All entries must be extracted exactly, with nothing added or dropped.

*-*-*

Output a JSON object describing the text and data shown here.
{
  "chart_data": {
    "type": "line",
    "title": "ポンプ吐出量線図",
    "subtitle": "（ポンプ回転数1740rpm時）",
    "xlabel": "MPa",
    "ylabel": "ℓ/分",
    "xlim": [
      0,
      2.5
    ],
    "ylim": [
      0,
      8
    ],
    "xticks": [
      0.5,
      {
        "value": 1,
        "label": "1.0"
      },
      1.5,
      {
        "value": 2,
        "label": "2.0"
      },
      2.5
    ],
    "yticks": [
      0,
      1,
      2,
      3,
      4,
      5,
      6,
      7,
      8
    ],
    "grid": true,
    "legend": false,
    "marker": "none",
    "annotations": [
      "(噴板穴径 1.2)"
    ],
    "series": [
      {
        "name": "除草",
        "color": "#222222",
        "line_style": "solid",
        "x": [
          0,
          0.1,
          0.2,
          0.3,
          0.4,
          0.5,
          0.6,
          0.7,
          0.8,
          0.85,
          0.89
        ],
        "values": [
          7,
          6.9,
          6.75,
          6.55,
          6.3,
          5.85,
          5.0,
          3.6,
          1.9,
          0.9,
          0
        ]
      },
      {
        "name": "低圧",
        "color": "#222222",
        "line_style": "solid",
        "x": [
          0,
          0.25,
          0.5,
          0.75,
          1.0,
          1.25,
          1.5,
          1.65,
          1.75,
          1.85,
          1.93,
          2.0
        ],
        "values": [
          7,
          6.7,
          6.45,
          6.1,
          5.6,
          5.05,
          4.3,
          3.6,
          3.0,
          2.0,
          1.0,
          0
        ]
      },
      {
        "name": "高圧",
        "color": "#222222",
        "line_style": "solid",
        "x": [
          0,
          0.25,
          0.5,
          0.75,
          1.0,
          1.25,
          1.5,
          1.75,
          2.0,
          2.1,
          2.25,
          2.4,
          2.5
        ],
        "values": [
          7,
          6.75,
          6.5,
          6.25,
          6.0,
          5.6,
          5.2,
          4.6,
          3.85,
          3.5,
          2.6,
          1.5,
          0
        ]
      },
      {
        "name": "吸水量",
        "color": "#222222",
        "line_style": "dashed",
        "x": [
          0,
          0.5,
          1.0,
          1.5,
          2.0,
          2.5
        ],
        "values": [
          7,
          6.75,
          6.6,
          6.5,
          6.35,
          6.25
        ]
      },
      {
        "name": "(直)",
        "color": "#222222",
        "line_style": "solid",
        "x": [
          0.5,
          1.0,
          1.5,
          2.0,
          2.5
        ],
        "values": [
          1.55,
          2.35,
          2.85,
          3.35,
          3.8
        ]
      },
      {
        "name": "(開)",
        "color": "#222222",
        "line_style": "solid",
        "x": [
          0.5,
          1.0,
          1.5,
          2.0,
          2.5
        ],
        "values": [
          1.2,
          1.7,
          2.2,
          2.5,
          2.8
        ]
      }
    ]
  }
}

*-*-*

• Complete response
Output a JSON object describing the text and data shown here.
{
  "chart_data": {
    "type": "line",
    "title": "ポンプ吐出量線図",
    "subtitle": "（ポンプ回転数1740rpm時）",
    "xlabel": "MPa",
    "ylabel": "ℓ/分",
    "xlim": [
      0,
      2.5
    ],
    "ylim": [
      0,
      8
    ],
    "xticks": [
      0.5,
      {
        "value": 1,
        "label": "1.0"
      },
      1.5,
      {
        "value": 2,
        "label": "2.0"
      },
      2.5
    ],
    "yticks": [
      0,
      1,
      2,
      3,
      4,
      5,
      6,
      7,
      8
    ],
    "grid": true,
    "legend": false,
    "marker": "none",
    "annotations": [
      "(噴板穴径 1.2)"
    ],
    "series": [
      {
        "name": "除草",
        "color": "#222222",
        "line_style": "solid",
        "x": [
          0,
          0.1,
          0.2,
          0.3,
          0.4,
          0.5,
          0.6,
          0.7,
          0.8,
          0.85,
          0.89
        ],
        "values": [
          7,
          6.9,
          6.75,
          6.55,
          6.3,
          5.85,
          5.0,
          3.6,
          1.9,
          0.9,
          0
        ]
      },
      {
        "name": "低圧",
        "color": "#222222",
        "line_style": "solid",
        "x": [
          0,
          0.25,
          0.5,
          0.75,
          1.0,
          1.25,
          1.5,
          1.65,
          1.75,
          1.85,
          1.93,
          2.0
        ],
        "values": [
          7,
          6.7,
          6.45,
          6.1,
          5.6,
          5.05,
          4.3,
          3.6,
          3.0,
          2.0,
          1.0,
          0
        ]
      },
      {
        "name": "高圧",
        "color": "#222222",
        "line_style": "solid",
        "x": [
          0,
          0.25,
          0.5,
          0.75,
          1.0,
          1.25,
          1.5,
          1.75,
          2.0,
          2.1,
          2.25,
          2.4,
          2.5
        ],
        "values": [
          7,
          6.75,
          6.5,
          6.25,
          6.0,
          5.6,
          5.2,
          4.6,
          3.85,
          3.5,
          2.6,
          1.5,
          0
        ]
      },
      {
        "name": "吸水量",
        "color": "#222222",
        "line_style": "dashed",
        "x": [
          0,
          0.5,
          1.0,
          1.5,
          2.0,
          2.5
        ],
        "values": [
          7,
          6.75,
          6.6,
          6.5,
          6.35,
          6.25
        ]
      },
      {
        "name": "(直)",
        "color": "#222222",
        "line_style": "solid",
        "x": [
          0.5,
          1.0,
          1.5,
          2.0,
          2.5
        ],
        "values": [
          1.55,
          2.35,
          2.85,
          3.35,
          3.8
        ]
      },
      {
        "name": "(開)",
        "color": "#222222",
        "line_style": "solid",
        "x": [
          0.5,
          1.0,
          1.5,
          2.0,
          2.5
        ],
        "values": [
          1.2,
          1.7,
          2.2,
          2.5,
          2.8
        ]
      }
    ]
  }
}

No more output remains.